» **Aim**:
Locate each line in the records containing "беседа". Copy it.

» **Exercise materials**:
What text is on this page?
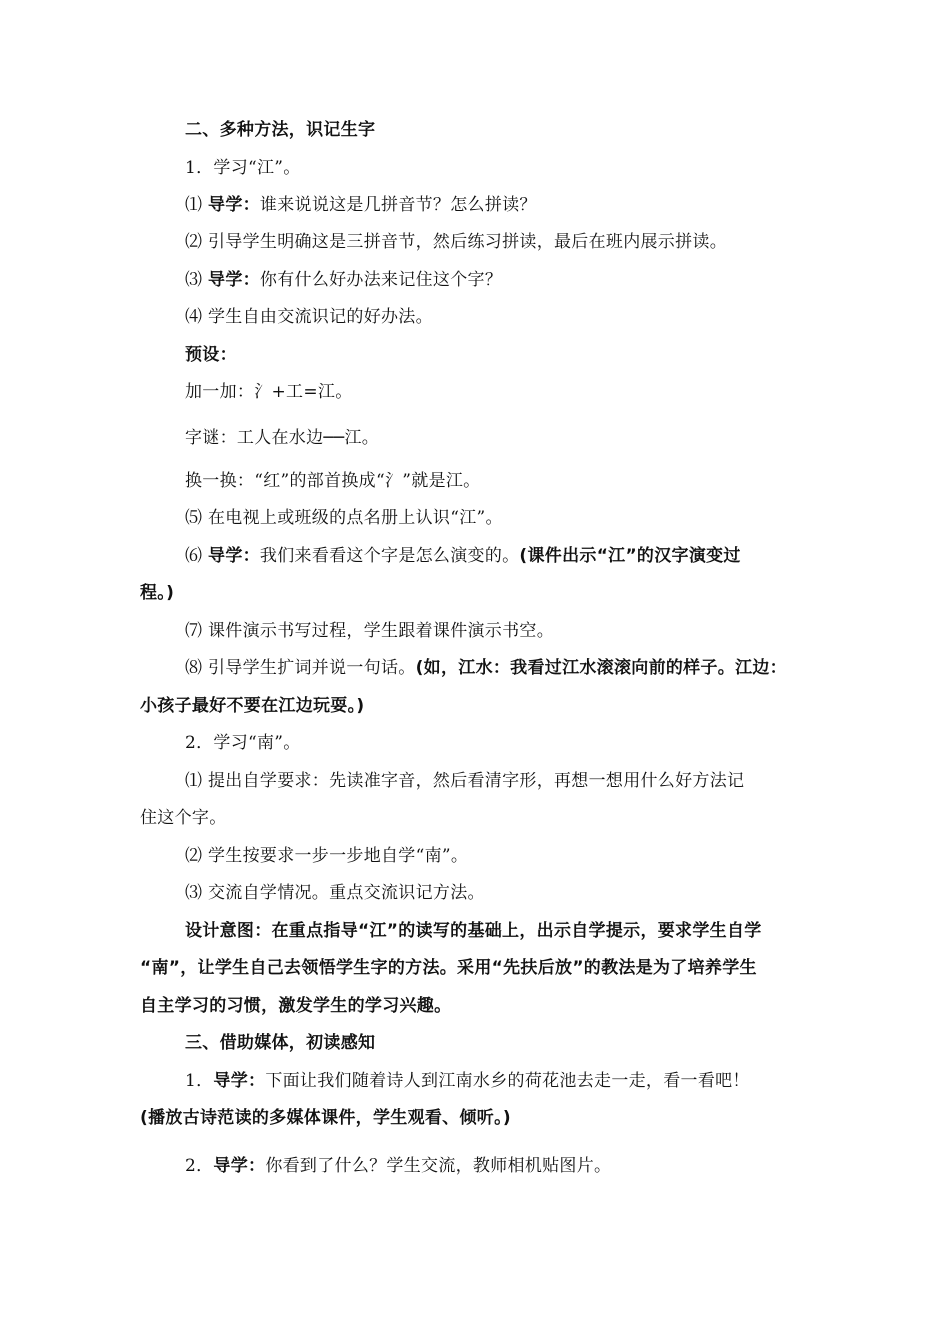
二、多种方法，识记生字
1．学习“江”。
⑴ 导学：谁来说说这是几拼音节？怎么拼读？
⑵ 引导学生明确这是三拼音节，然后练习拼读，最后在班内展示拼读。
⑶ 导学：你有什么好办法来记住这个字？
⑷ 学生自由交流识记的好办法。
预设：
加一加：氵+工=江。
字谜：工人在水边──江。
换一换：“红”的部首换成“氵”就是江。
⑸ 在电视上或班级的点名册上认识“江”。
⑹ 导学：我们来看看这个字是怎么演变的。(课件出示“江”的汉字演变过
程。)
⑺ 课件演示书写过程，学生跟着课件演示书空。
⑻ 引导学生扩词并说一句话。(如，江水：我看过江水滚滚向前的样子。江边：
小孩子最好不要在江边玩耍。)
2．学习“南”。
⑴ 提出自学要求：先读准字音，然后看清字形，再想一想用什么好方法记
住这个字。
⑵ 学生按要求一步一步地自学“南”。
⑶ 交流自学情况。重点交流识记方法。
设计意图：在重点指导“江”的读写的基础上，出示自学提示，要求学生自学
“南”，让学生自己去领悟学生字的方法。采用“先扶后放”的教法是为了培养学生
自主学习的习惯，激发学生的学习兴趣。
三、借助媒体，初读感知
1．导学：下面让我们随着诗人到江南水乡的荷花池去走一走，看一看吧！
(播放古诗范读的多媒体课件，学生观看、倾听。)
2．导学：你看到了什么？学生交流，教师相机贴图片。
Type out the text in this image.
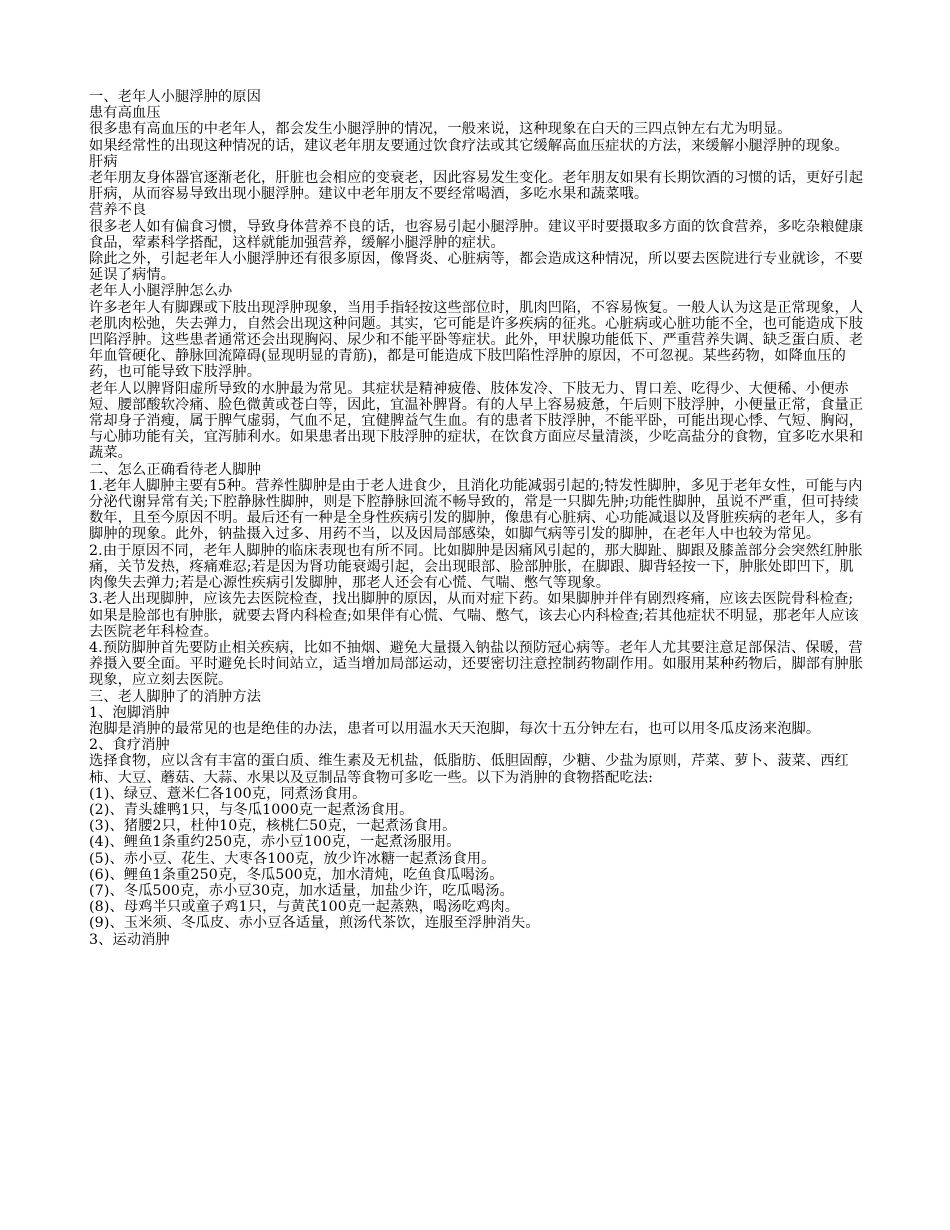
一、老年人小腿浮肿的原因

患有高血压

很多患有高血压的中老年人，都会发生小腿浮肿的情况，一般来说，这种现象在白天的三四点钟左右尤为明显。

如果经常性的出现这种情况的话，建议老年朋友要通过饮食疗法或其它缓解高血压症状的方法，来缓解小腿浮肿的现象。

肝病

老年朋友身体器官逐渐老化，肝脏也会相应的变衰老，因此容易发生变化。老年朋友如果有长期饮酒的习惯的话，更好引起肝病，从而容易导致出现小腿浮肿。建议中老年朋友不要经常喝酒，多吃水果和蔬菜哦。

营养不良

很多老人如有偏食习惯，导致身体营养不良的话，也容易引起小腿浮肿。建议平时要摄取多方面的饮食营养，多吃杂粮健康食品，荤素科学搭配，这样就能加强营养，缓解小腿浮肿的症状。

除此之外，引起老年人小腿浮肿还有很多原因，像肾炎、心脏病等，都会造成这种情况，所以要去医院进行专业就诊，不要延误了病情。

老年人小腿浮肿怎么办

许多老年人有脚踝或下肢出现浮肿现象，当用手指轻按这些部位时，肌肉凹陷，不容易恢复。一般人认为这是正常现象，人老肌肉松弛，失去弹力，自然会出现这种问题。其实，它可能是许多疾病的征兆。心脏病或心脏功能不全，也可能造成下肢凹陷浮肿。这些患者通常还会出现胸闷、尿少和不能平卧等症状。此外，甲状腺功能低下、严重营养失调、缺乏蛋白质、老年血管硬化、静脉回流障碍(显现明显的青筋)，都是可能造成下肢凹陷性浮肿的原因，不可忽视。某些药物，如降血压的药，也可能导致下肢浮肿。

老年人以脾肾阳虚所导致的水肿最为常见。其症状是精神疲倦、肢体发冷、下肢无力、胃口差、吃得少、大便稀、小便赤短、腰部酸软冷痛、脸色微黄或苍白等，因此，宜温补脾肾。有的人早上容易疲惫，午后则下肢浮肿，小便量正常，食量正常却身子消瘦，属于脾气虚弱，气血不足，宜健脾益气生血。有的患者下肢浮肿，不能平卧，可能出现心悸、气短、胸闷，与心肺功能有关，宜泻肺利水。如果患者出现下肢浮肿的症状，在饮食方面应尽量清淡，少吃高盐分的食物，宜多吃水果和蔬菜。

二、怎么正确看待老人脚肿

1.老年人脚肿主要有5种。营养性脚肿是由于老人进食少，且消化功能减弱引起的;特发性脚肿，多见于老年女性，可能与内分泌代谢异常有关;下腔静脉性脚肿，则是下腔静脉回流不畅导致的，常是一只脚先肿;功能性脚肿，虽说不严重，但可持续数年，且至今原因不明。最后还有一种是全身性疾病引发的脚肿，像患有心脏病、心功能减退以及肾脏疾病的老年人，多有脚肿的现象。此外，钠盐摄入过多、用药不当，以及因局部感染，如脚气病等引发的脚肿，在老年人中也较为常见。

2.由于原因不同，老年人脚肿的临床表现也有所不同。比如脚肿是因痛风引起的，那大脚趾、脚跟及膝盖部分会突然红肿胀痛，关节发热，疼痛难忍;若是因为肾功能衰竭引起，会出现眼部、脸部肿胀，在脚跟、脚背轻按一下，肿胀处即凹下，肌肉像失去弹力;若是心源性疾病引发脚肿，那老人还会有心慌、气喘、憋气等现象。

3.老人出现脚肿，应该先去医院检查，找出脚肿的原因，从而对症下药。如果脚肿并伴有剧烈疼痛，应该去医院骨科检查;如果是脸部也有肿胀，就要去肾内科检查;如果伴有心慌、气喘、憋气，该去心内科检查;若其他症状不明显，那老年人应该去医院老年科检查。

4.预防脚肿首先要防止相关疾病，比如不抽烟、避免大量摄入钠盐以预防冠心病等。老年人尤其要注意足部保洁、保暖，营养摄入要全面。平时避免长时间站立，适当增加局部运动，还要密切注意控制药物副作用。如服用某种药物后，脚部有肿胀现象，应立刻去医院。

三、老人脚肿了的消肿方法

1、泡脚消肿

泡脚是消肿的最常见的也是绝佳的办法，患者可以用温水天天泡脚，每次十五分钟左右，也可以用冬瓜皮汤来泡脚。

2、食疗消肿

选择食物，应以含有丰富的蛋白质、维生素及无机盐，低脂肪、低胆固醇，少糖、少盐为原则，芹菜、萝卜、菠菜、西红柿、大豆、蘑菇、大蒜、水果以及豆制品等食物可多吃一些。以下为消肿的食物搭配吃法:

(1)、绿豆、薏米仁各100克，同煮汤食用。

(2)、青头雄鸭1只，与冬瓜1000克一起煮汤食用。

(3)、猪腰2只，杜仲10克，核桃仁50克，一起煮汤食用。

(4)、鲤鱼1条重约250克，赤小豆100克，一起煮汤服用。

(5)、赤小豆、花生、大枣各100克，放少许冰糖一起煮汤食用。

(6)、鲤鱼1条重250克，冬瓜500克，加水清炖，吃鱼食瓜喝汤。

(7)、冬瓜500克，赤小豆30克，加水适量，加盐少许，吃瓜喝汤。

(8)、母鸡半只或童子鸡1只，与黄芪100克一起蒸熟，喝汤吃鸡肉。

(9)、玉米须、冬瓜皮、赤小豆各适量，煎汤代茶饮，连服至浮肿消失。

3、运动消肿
...
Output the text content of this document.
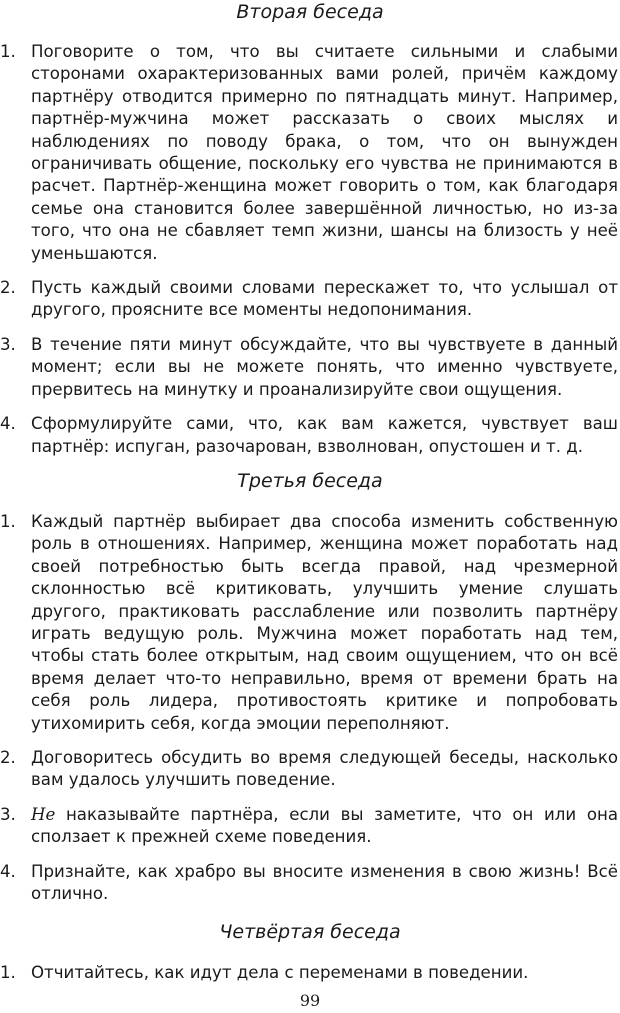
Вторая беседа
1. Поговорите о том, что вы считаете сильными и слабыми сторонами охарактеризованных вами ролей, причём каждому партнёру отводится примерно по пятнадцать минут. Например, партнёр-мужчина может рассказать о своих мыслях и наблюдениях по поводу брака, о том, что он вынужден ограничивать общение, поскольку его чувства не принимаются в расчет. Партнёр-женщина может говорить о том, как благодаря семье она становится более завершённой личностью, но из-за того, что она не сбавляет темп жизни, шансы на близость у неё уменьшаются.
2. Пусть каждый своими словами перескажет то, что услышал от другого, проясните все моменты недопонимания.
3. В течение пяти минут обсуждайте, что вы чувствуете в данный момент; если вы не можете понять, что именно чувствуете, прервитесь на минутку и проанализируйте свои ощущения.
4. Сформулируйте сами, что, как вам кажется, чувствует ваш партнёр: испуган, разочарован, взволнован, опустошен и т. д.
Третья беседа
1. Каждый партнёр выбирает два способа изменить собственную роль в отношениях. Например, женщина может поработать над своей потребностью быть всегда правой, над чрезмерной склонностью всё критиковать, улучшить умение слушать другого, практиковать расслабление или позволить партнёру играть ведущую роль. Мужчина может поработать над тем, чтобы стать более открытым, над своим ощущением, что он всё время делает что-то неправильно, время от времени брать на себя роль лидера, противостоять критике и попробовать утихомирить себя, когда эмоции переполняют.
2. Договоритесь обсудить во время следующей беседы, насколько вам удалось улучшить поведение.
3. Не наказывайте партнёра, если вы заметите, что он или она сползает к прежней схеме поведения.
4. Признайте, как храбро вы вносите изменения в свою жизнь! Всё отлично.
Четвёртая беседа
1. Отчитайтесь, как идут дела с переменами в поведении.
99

» **Answer**:
Вторая беседа
Третья беседа
Четвёртая беседа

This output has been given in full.